**WHAT IS EXPECTED:** Copy every line from the records below that holds the word "label".

**TASK MATERIAL:**
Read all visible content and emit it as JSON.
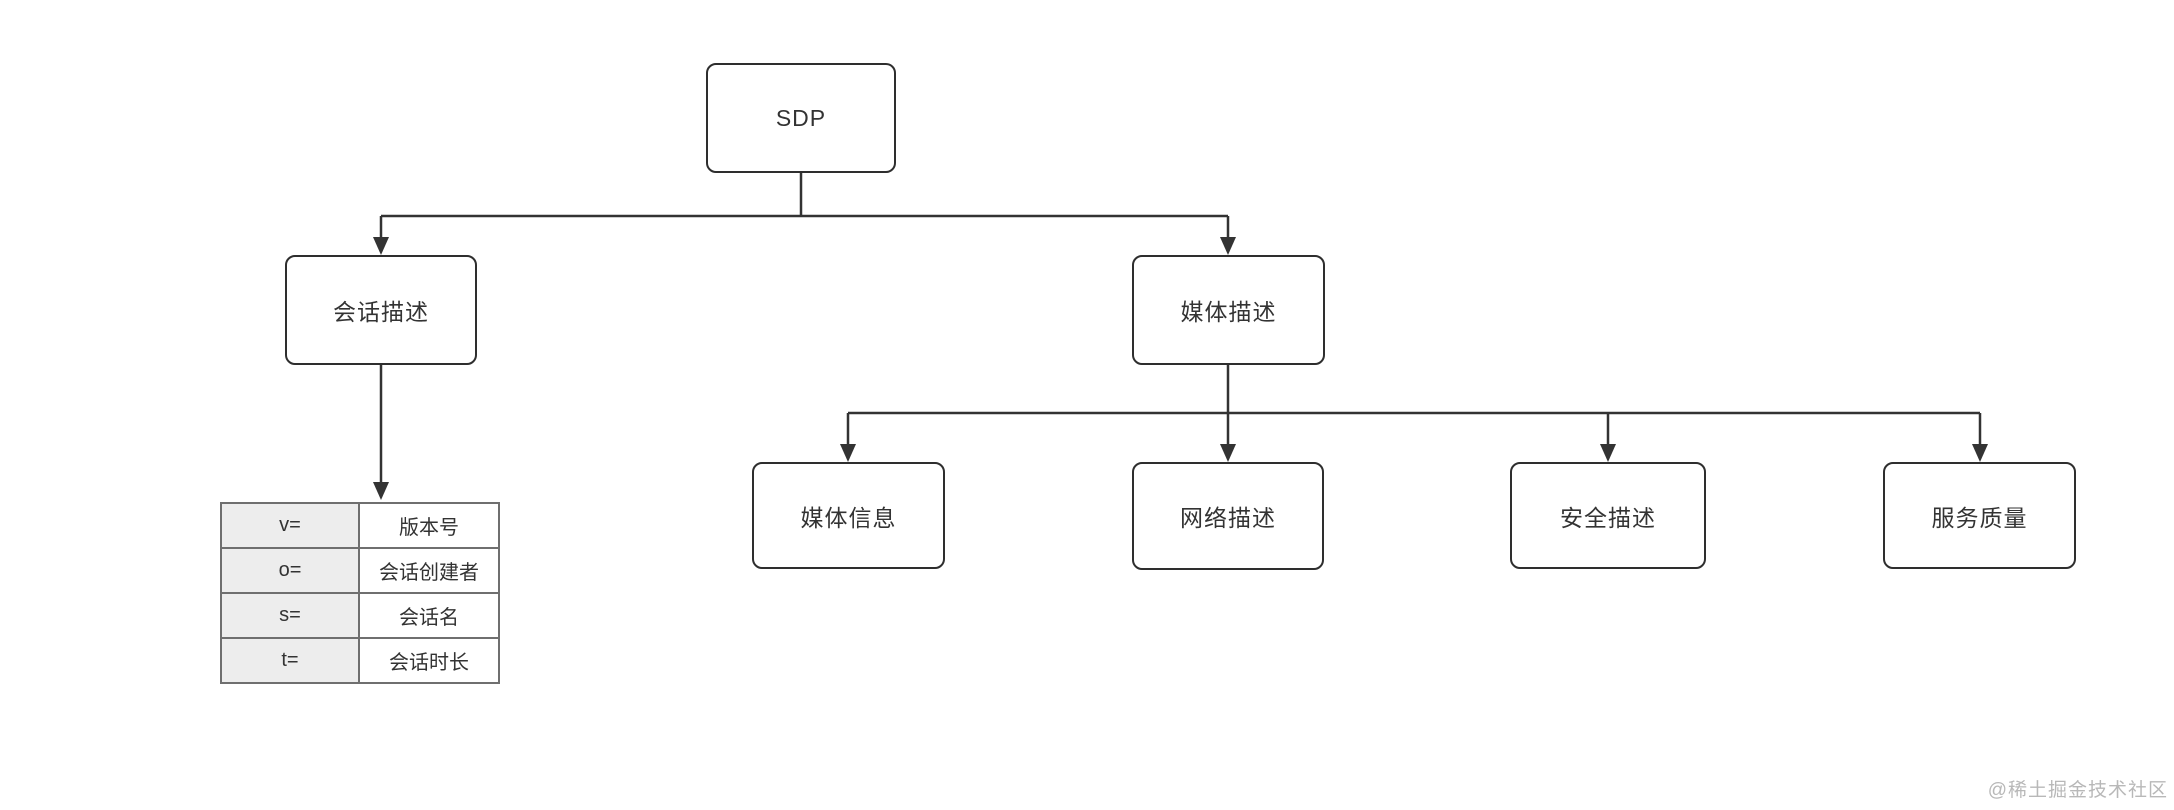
{
  "diagram": {
    "type": "tree-flowchart",
    "topic": "SDP",
    "nodes": {
      "sdp": {
        "label": "SDP"
      },
      "session_description": {
        "label": "会话描述"
      },
      "media_description": {
        "label": "媒体描述"
      },
      "media_info": {
        "label": "媒体信息"
      },
      "network_description": {
        "label": "网络描述"
      },
      "security_description": {
        "label": "安全描述"
      },
      "qos": {
        "label": "服务质量"
      }
    },
    "edges": [
      {
        "from": "sdp",
        "to": "session_description"
      },
      {
        "from": "sdp",
        "to": "media_description"
      },
      {
        "from": "session_description",
        "to": "session_attributes_table"
      },
      {
        "from": "media_description",
        "to": "media_info"
      },
      {
        "from": "media_description",
        "to": "network_description"
      },
      {
        "from": "media_description",
        "to": "security_description"
      },
      {
        "from": "media_description",
        "to": "qos"
      }
    ],
    "session_table": {
      "rows": [
        {
          "key": "v=",
          "value": "版本号"
        },
        {
          "key": "o=",
          "value": "会话创建者"
        },
        {
          "key": "s=",
          "value": "会话名"
        },
        {
          "key": "t=",
          "value": "会话时长"
        }
      ]
    },
    "colors": {
      "background": "#ffffff",
      "box_border": "#2e2e2e",
      "box_fill": "#ffffff",
      "connector": "#333333",
      "table_key_bg": "#ededed",
      "table_border": "#6f6f6f",
      "text": "#333333",
      "watermark": "#b8b8b8"
    }
  },
  "watermark": {
    "text": "@稀土掘金技术社区"
  }
}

**REPLY TO THE TASK:**
        "label": "SDP"
        "label": "会话描述"
        "label": "媒体描述"
        "label": "媒体信息"
        "label": "网络描述"
        "label": "安全描述"
        "label": "服务质量"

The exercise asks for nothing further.